Task prompt: Each record that follows should be repeated exactly, minus any images.

— start of Supplied entries —

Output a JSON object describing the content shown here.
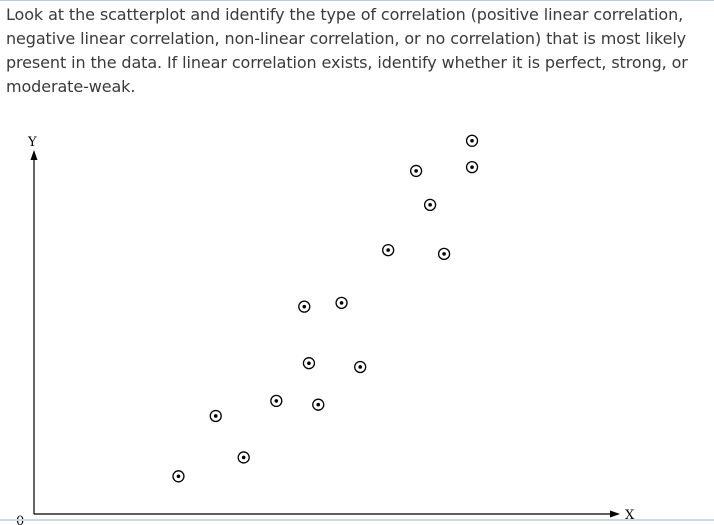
{
  "question": {
    "text": "Look at the scatterplot and identify the type of correlation (positive linear correlation, negative linear correlation, non-linear correlation, or no correlation) that is most likely present in the data. If linear correlation exists, identify whether it is perfect, strong, or moderate-weak."
  },
  "chart_data": {
    "type": "scatter",
    "title": "",
    "xlabel": "X",
    "ylabel": "Y",
    "origin_label": "0",
    "xlim": [
      0,
      100
    ],
    "ylim": [
      0,
      100
    ],
    "grid": false,
    "marker": "circled-dot",
    "series": [
      {
        "points": [
          {
            "x": 31,
            "y": 10
          },
          {
            "x": 45,
            "y": 15
          },
          {
            "x": 39,
            "y": 26
          },
          {
            "x": 52,
            "y": 30
          },
          {
            "x": 61,
            "y": 29
          },
          {
            "x": 59,
            "y": 40
          },
          {
            "x": 70,
            "y": 39
          },
          {
            "x": 58,
            "y": 55
          },
          {
            "x": 66,
            "y": 56
          },
          {
            "x": 76,
            "y": 70
          },
          {
            "x": 88,
            "y": 69
          },
          {
            "x": 85,
            "y": 82
          },
          {
            "x": 82,
            "y": 91
          },
          {
            "x": 94,
            "y": 92
          },
          {
            "x": 94,
            "y": 99
          }
        ]
      }
    ]
  }
}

— end of Supplied entries —

Exercise response:
Output a JSON object describing the content shown here.
{
  "question": {
    "text": "Look at the scatterplot and identify the type of correlation (positive linear correlation, negative linear correlation, non-linear correlation, or no correlation) that is most likely present in the data. If linear correlation exists, identify whether it is perfect, strong, or moderate-weak."
  },
  "chart_data": {
    "type": "scatter",
    "title": "",
    "xlabel": "X",
    "ylabel": "Y",
    "origin_label": "0",
    "xlim": [
      0,
      100
    ],
    "ylim": [
      0,
      100
    ],
    "grid": false,
    "marker": "circled-dot",
    "series": [
      {
        "points": [
          {
            "x": 31,
            "y": 10
          },
          {
            "x": 45,
            "y": 15
          },
          {
            "x": 39,
            "y": 26
          },
          {
            "x": 52,
            "y": 30
          },
          {
            "x": 61,
            "y": 29
          },
          {
            "x": 59,
            "y": 40
          },
          {
            "x": 70,
            "y": 39
          },
          {
            "x": 58,
            "y": 55
          },
          {
            "x": 66,
            "y": 56
          },
          {
            "x": 76,
            "y": 70
          },
          {
            "x": 88,
            "y": 69
          },
          {
            "x": 85,
            "y": 82
          },
          {
            "x": 82,
            "y": 91
          },
          {
            "x": 94,
            "y": 92
          },
          {
            "x": 94,
            "y": 99
          }
        ]
      }
    ]
  }
}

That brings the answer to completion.